-- Start Stored records --

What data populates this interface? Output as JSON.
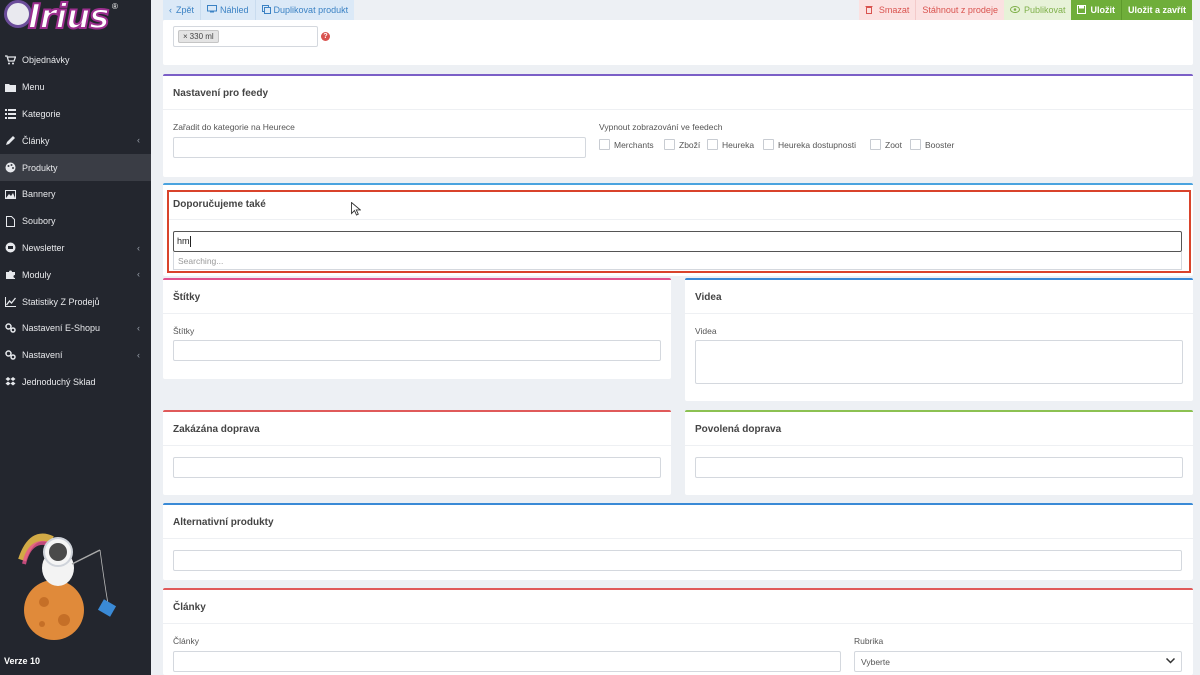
{
  "sidebar": {
    "brand": "Irius",
    "reg": "®",
    "version": "Verze 10",
    "items": [
      {
        "label": "Objednávky",
        "icon": "cart-icon",
        "chevron": false
      },
      {
        "label": "Menu",
        "icon": "folder-icon",
        "chevron": false
      },
      {
        "label": "Kategorie",
        "icon": "list-icon",
        "chevron": false
      },
      {
        "label": "Články",
        "icon": "pencil-icon",
        "chevron": true
      },
      {
        "label": "Produkty",
        "icon": "palette-icon",
        "chevron": false,
        "active": true
      },
      {
        "label": "Bannery",
        "icon": "image-icon",
        "chevron": false
      },
      {
        "label": "Soubory",
        "icon": "file-icon",
        "chevron": false
      },
      {
        "label": "Newsletter",
        "icon": "newsletter-icon",
        "chevron": true
      },
      {
        "label": "Moduly",
        "icon": "puzzle-icon",
        "chevron": true
      },
      {
        "label": "Statistiky Z Prodejů",
        "icon": "chart-icon",
        "chevron": false
      },
      {
        "label": "Nastavení E-Shopu",
        "icon": "cogs-icon",
        "chevron": true
      },
      {
        "label": "Nastavení",
        "icon": "cogs-icon",
        "chevron": true
      },
      {
        "label": "Jednoduchý Sklad",
        "icon": "dropbox-icon",
        "chevron": false
      }
    ]
  },
  "toolbar": {
    "back": "Zpět",
    "preview": "Náhled",
    "duplicate": "Duplikovat produkt",
    "delete": "Smazat",
    "withdraw": "Stáhnout z prodeje",
    "publish": "Publikovat",
    "save": "Uložit",
    "save_close": "Uložit a zavřít"
  },
  "top_field": {
    "tag": "330 ml",
    "tag_remove": "×",
    "help": "?"
  },
  "feeds": {
    "title": "Nastavení pro feedy",
    "category_label": "Zařadit do kategorie na Heurece",
    "disable_label": "Vypnout zobrazování ve feedech",
    "checkboxes": [
      "Merchants",
      "Zboží",
      "Heureka",
      "Heureka dostupnosti",
      "Zoot",
      "Booster"
    ]
  },
  "recommend": {
    "title": "Doporučujeme také",
    "input_value": "hm",
    "searching": "Searching..."
  },
  "tags": {
    "title": "Štítky",
    "label": "Štítky"
  },
  "videos": {
    "title": "Videa",
    "label": "Videa"
  },
  "forbidden_shipping": {
    "title": "Zakázána doprava"
  },
  "allowed_shipping": {
    "title": "Povolená doprava"
  },
  "alternatives": {
    "title": "Alternativní produkty"
  },
  "articles": {
    "title": "Články",
    "label": "Články",
    "rubric_label": "Rubrika",
    "rubric_value": "Vyberte"
  },
  "colors": {
    "sidebar_bg": "#23262e",
    "feeds_accent": "#7b5fc7",
    "recommend_accent": "#4aa3df",
    "recommend_highlight": "#d9432b",
    "tags_accent": "#e0528f",
    "videos_accent": "#3a8ad6",
    "forbidden_accent": "#e05a5a",
    "allowed_accent": "#8cc152",
    "alternatives_accent": "#3a8ad6",
    "articles_accent": "#e05a5a"
  }
}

-- End Stored records --

(What is required): Without including any pictures, output all the entries above exactly.

(The response):
What data populates this interface? Output as JSON.
{
  "sidebar": {
    "brand": "Irius",
    "reg": "®",
    "version": "Verze 10",
    "items": [
      {
        "label": "Objednávky",
        "icon": "cart-icon",
        "chevron": false
      },
      {
        "label": "Menu",
        "icon": "folder-icon",
        "chevron": false
      },
      {
        "label": "Kategorie",
        "icon": "list-icon",
        "chevron": false
      },
      {
        "label": "Články",
        "icon": "pencil-icon",
        "chevron": true
      },
      {
        "label": "Produkty",
        "icon": "palette-icon",
        "chevron": false,
        "active": true
      },
      {
        "label": "Bannery",
        "icon": "image-icon",
        "chevron": false
      },
      {
        "label": "Soubory",
        "icon": "file-icon",
        "chevron": false
      },
      {
        "label": "Newsletter",
        "icon": "newsletter-icon",
        "chevron": true
      },
      {
        "label": "Moduly",
        "icon": "puzzle-icon",
        "chevron": true
      },
      {
        "label": "Statistiky Z Prodejů",
        "icon": "chart-icon",
        "chevron": false
      },
      {
        "label": "Nastavení E-Shopu",
        "icon": "cogs-icon",
        "chevron": true
      },
      {
        "label": "Nastavení",
        "icon": "cogs-icon",
        "chevron": true
      },
      {
        "label": "Jednoduchý Sklad",
        "icon": "dropbox-icon",
        "chevron": false
      }
    ]
  },
  "toolbar": {
    "back": "Zpět",
    "preview": "Náhled",
    "duplicate": "Duplikovat produkt",
    "delete": "Smazat",
    "withdraw": "Stáhnout z prodeje",
    "publish": "Publikovat",
    "save": "Uložit",
    "save_close": "Uložit a zavřít"
  },
  "top_field": {
    "tag": "330 ml",
    "tag_remove": "×",
    "help": "?"
  },
  "feeds": {
    "title": "Nastavení pro feedy",
    "category_label": "Zařadit do kategorie na Heurece",
    "disable_label": "Vypnout zobrazování ve feedech",
    "checkboxes": [
      "Merchants",
      "Zboží",
      "Heureka",
      "Heureka dostupnosti",
      "Zoot",
      "Booster"
    ]
  },
  "recommend": {
    "title": "Doporučujeme také",
    "input_value": "hm",
    "searching": "Searching..."
  },
  "tags": {
    "title": "Štítky",
    "label": "Štítky"
  },
  "videos": {
    "title": "Videa",
    "label": "Videa"
  },
  "forbidden_shipping": {
    "title": "Zakázána doprava"
  },
  "allowed_shipping": {
    "title": "Povolená doprava"
  },
  "alternatives": {
    "title": "Alternativní produkty"
  },
  "articles": {
    "title": "Články",
    "label": "Články",
    "rubric_label": "Rubrika",
    "rubric_value": "Vyberte"
  },
  "colors": {
    "sidebar_bg": "#23262e",
    "feeds_accent": "#7b5fc7",
    "recommend_accent": "#4aa3df",
    "recommend_highlight": "#d9432b",
    "tags_accent": "#e0528f",
    "videos_accent": "#3a8ad6",
    "forbidden_accent": "#e05a5a",
    "allowed_accent": "#8cc152",
    "alternatives_accent": "#3a8ad6",
    "articles_accent": "#e05a5a"
  }
}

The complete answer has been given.